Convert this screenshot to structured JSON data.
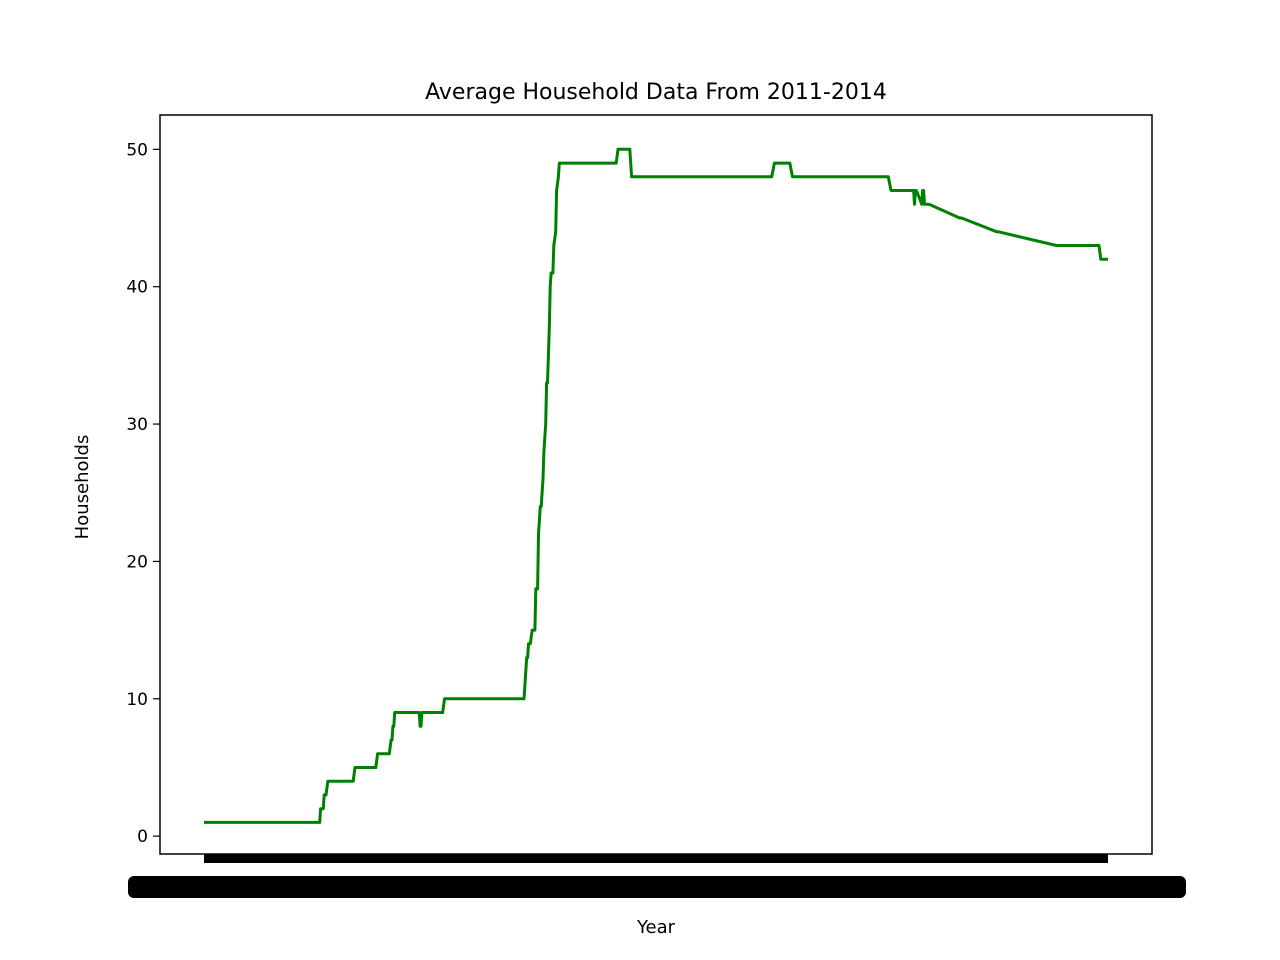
{
  "chart_data": {
    "type": "line",
    "title": "Average Household Data From 2011-2014",
    "xlabel": "Year",
    "ylabel": "Households",
    "ylim": [
      -1.3,
      52.5
    ],
    "yticks": [
      0,
      10,
      20,
      30,
      40,
      50
    ],
    "grid": false,
    "legend": "none",
    "x_tick_labels_note": "overlapping illegible labels",
    "series": [
      {
        "color": "#008000",
        "x": [
          0,
          0.128,
          0.129,
          0.132,
          0.133,
          0.135,
          0.137,
          0.165,
          0.167,
          0.19,
          0.192,
          0.205,
          0.207,
          0.208,
          0.209,
          0.21,
          0.211,
          0.212,
          0.213,
          0.214,
          0.238,
          0.239,
          0.24,
          0.241,
          0.264,
          0.266,
          0.354,
          0.356,
          0.357,
          0.358,
          0.359,
          0.361,
          0.363,
          0.366,
          0.367,
          0.369,
          0.37,
          0.372,
          0.373,
          0.375,
          0.376,
          0.378,
          0.379,
          0.38,
          0.382,
          0.383,
          0.384,
          0.386,
          0.387,
          0.389,
          0.39,
          0.392,
          0.393,
          0.395,
          0.396,
          0.398,
          0.399,
          0.401,
          0.403,
          0.456,
          0.458,
          0.471,
          0.473,
          0.628,
          0.631,
          0.648,
          0.651,
          0.757,
          0.76,
          0.785,
          0.786,
          0.787,
          0.788,
          0.794,
          0.795,
          0.796,
          0.797,
          0.8,
          0.802,
          0.836,
          0.838,
          0.877,
          0.879,
          0.943,
          0.945,
          0.99,
          0.992,
          1
        ],
        "values": [
          1,
          1,
          2,
          2,
          3,
          3,
          4,
          4,
          5,
          5,
          6,
          6,
          7,
          7,
          8,
          8,
          9,
          9,
          9,
          9,
          9,
          8,
          8,
          9,
          9,
          10,
          10,
          12,
          13,
          13,
          14,
          14,
          15,
          15,
          18,
          18,
          22,
          24,
          24,
          26,
          28,
          30,
          33,
          33,
          37,
          40,
          41,
          41,
          43,
          44,
          47,
          48,
          49,
          49,
          49,
          49,
          49,
          49,
          49,
          49,
          50,
          50,
          48,
          48,
          49,
          49,
          48,
          48,
          47,
          47,
          46,
          47,
          47,
          46,
          47,
          47,
          46,
          46,
          46,
          45,
          45,
          44,
          44,
          43,
          43,
          43,
          42,
          42
        ]
      }
    ]
  }
}
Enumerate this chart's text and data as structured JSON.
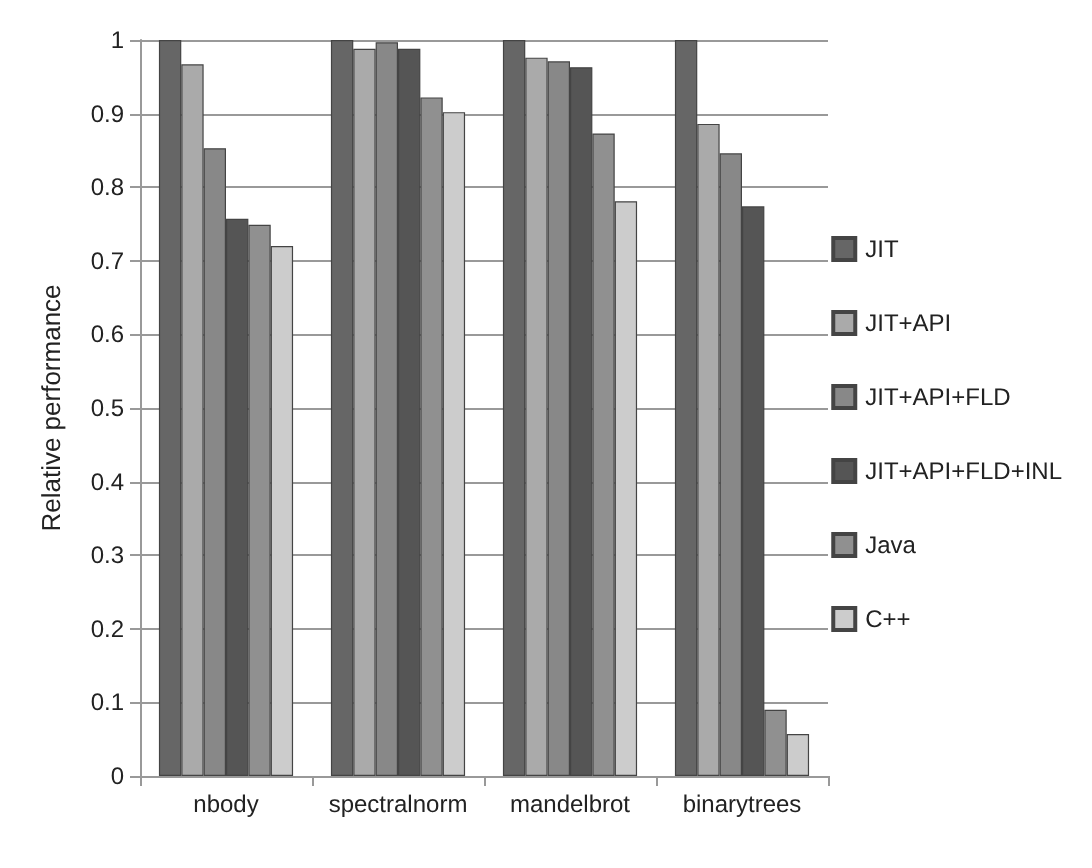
{
  "chart_data": {
    "type": "bar",
    "ylabel": "Relative performance",
    "categories": [
      "nbody",
      "spectralnorm",
      "mandelbrot",
      "binarytrees"
    ],
    "series": [
      {
        "name": "JIT",
        "color": "#666666",
        "values": [
          1,
          1,
          1,
          1
        ]
      },
      {
        "name": "JIT+API",
        "color": "#aaaaaa",
        "values": [
          0.967,
          0.988,
          0.976,
          0.886
        ]
      },
      {
        "name": "JIT+API+FLD",
        "color": "#888888",
        "values": [
          0.853,
          0.997,
          0.971,
          0.846
        ]
      },
      {
        "name": "JIT+API+FLD+INL",
        "color": "#555555",
        "values": [
          0.757,
          0.988,
          0.963,
          0.774
        ]
      },
      {
        "name": "Java",
        "color": "#909090",
        "values": [
          0.749,
          0.922,
          0.873,
          0.09
        ]
      },
      {
        "name": "C++",
        "color": "#cccccc",
        "values": [
          0.72,
          0.902,
          0.781,
          0.057
        ]
      }
    ],
    "ylim": [
      0,
      1
    ],
    "yticks": [
      0,
      0.1,
      0.2,
      0.3,
      0.4,
      0.5,
      0.6,
      0.7,
      0.8,
      0.9,
      1
    ],
    "grid": "y",
    "legend": "right"
  }
}
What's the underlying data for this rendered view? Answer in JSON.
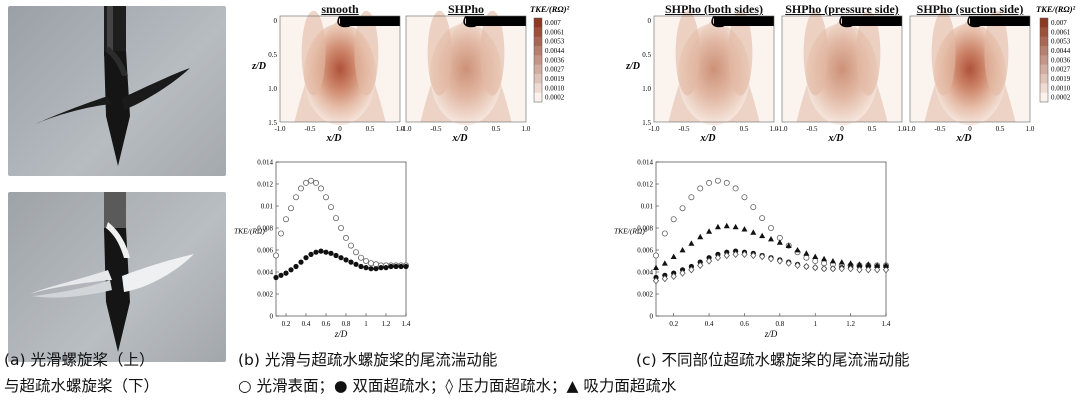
{
  "panel_labels": {
    "smooth": "smooth",
    "shpho": "SHPho",
    "both": "SHPho (both sides)",
    "pressure": "SHPho (pressure side)",
    "suction": "SHPho (suction side)"
  },
  "contour": {
    "legend_title": "TKE/(RΩ)²",
    "legend_values": [
      "0.007",
      "0.0061",
      "0.0053",
      "0.0044",
      "0.0036",
      "0.0027",
      "0.0019",
      "0.0010",
      "0.0002"
    ],
    "x_label": "x/D",
    "z_label": "z/D",
    "x_ticks": [
      "-1.0",
      "-0.5",
      "0",
      "0.5",
      "1.0"
    ],
    "z_ticks": [
      "0",
      "0.5",
      "1.0",
      "1.5"
    ]
  },
  "captions": {
    "a_line1": "(a) 光滑螺旋桨（上）",
    "a_line2": "与超疏水螺旋桨（下）",
    "b": "(b) 光滑与超疏水螺旋桨的尾流湍动能",
    "c": "(c) 不同部位超疏水螺旋桨的尾流湍动能",
    "legend": "○ 光滑表面；● 双面超疏水；◊ 压力面超疏水；▲ 吸力面超疏水"
  },
  "chart_data": [
    {
      "type": "scatter",
      "xlabel": "z/D",
      "ylabel": "TKE/(RΩ)²",
      "xlim": [
        0.1,
        1.4
      ],
      "ylim": [
        0,
        0.014
      ],
      "x_ticks": [
        "0.2",
        "0.4",
        "0.6",
        "0.8",
        "1",
        "1.2",
        "1.4"
      ],
      "y_ticks": [
        "0",
        "0.002",
        "0.004",
        "0.006",
        "0.008",
        "0.01",
        "0.012",
        "0.014"
      ],
      "series": [
        {
          "marker": "open-circle",
          "x": [
            0.1,
            0.15,
            0.2,
            0.25,
            0.3,
            0.35,
            0.4,
            0.45,
            0.5,
            0.55,
            0.6,
            0.65,
            0.7,
            0.75,
            0.8,
            0.85,
            0.9,
            0.95,
            1.0,
            1.05,
            1.1,
            1.15,
            1.2,
            1.25,
            1.3,
            1.35,
            1.4
          ],
          "values": [
            0.0055,
            0.0075,
            0.0088,
            0.0098,
            0.0108,
            0.0116,
            0.0121,
            0.0123,
            0.0121,
            0.0116,
            0.0108,
            0.0099,
            0.0089,
            0.008,
            0.0071,
            0.0064,
            0.0058,
            0.0053,
            0.005,
            0.0048,
            0.0047,
            0.0046,
            0.0046,
            0.0046,
            0.0046,
            0.0046,
            0.0046
          ]
        },
        {
          "marker": "filled-circle",
          "x": [
            0.1,
            0.15,
            0.2,
            0.25,
            0.3,
            0.35,
            0.4,
            0.45,
            0.5,
            0.55,
            0.6,
            0.65,
            0.7,
            0.75,
            0.8,
            0.85,
            0.9,
            0.95,
            1.0,
            1.05,
            1.1,
            1.15,
            1.2,
            1.25,
            1.3,
            1.35,
            1.4
          ],
          "values": [
            0.0035,
            0.0037,
            0.0039,
            0.0042,
            0.0045,
            0.0049,
            0.0053,
            0.0056,
            0.0058,
            0.0059,
            0.0058,
            0.0057,
            0.0055,
            0.0053,
            0.0051,
            0.0049,
            0.0047,
            0.0045,
            0.0044,
            0.0043,
            0.0043,
            0.0044,
            0.0044,
            0.0045,
            0.0045,
            0.0045,
            0.0045
          ]
        }
      ]
    },
    {
      "type": "scatter",
      "xlabel": "z/D",
      "ylabel": "TKE/(RΩ)²",
      "xlim": [
        0.1,
        1.4
      ],
      "ylim": [
        0,
        0.014
      ],
      "x_ticks": [
        "0.2",
        "0.4",
        "0.6",
        "0.8",
        "1",
        "1.2",
        "1.4"
      ],
      "y_ticks": [
        "0",
        "0.002",
        "0.004",
        "0.006",
        "0.008",
        "0.01",
        "0.012",
        "0.014"
      ],
      "series": [
        {
          "marker": "open-circle",
          "x": [
            0.1,
            0.15,
            0.2,
            0.25,
            0.3,
            0.35,
            0.4,
            0.45,
            0.5,
            0.55,
            0.6,
            0.65,
            0.7,
            0.75,
            0.8,
            0.85,
            0.9,
            0.95,
            1.0,
            1.05,
            1.1,
            1.15,
            1.2,
            1.25,
            1.3,
            1.35,
            1.4
          ],
          "values": [
            0.0055,
            0.0075,
            0.0088,
            0.0098,
            0.0108,
            0.0116,
            0.0121,
            0.0123,
            0.0121,
            0.0116,
            0.0108,
            0.0099,
            0.0089,
            0.008,
            0.0071,
            0.0064,
            0.0058,
            0.0053,
            0.005,
            0.0048,
            0.0047,
            0.0046,
            0.0046,
            0.0046,
            0.0046,
            0.0046,
            0.0046
          ]
        },
        {
          "marker": "filled-circle",
          "x": [
            0.1,
            0.15,
            0.2,
            0.25,
            0.3,
            0.35,
            0.4,
            0.45,
            0.5,
            0.55,
            0.6,
            0.65,
            0.7,
            0.75,
            0.8,
            0.85,
            0.9,
            0.95,
            1.0,
            1.05,
            1.1,
            1.15,
            1.2,
            1.25,
            1.3,
            1.35,
            1.4
          ],
          "values": [
            0.0035,
            0.0037,
            0.0039,
            0.0042,
            0.0045,
            0.0049,
            0.0053,
            0.0056,
            0.0058,
            0.0059,
            0.0058,
            0.0057,
            0.0055,
            0.0053,
            0.0051,
            0.0049,
            0.0047,
            0.0045,
            0.0044,
            0.0043,
            0.0043,
            0.0044,
            0.0044,
            0.0045,
            0.0045,
            0.0045,
            0.0045
          ]
        },
        {
          "marker": "open-diamond",
          "x": [
            0.1,
            0.15,
            0.2,
            0.25,
            0.3,
            0.35,
            0.4,
            0.45,
            0.5,
            0.55,
            0.6,
            0.65,
            0.7,
            0.75,
            0.8,
            0.85,
            0.9,
            0.95,
            1.0,
            1.05,
            1.1,
            1.15,
            1.2,
            1.25,
            1.3,
            1.35,
            1.4
          ],
          "values": [
            0.0032,
            0.0034,
            0.0036,
            0.0039,
            0.0042,
            0.0046,
            0.005,
            0.0053,
            0.0055,
            0.0056,
            0.0056,
            0.0055,
            0.0054,
            0.0052,
            0.005,
            0.0048,
            0.0046,
            0.0045,
            0.0044,
            0.0043,
            0.0043,
            0.0043,
            0.0043,
            0.0042,
            0.0042,
            0.0042,
            0.0042
          ]
        },
        {
          "marker": "filled-triangle",
          "x": [
            0.1,
            0.15,
            0.2,
            0.25,
            0.3,
            0.35,
            0.4,
            0.45,
            0.5,
            0.55,
            0.6,
            0.65,
            0.7,
            0.75,
            0.8,
            0.85,
            0.9,
            0.95,
            1.0,
            1.05,
            1.1,
            1.15,
            1.2,
            1.25,
            1.3,
            1.35,
            1.4
          ],
          "values": [
            0.0044,
            0.0048,
            0.0054,
            0.006,
            0.0066,
            0.0072,
            0.0077,
            0.0081,
            0.0082,
            0.0081,
            0.0079,
            0.0076,
            0.0073,
            0.007,
            0.0067,
            0.0064,
            0.006,
            0.0057,
            0.0054,
            0.0052,
            0.005,
            0.0049,
            0.0048,
            0.0047,
            0.0047,
            0.0046,
            0.0046
          ]
        }
      ]
    }
  ]
}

################

### PROBLEM DETAILS
Pull out all lines from the entries above in which the word "color" appears.

### TASK OUTPUT
        "color": "#008000",
        "color": "#666666",
        "color": "#aaaaaa",
        "color": "#888888",
        "color": "#555555",
        "color": "#909090",
        "color": "#cccccc",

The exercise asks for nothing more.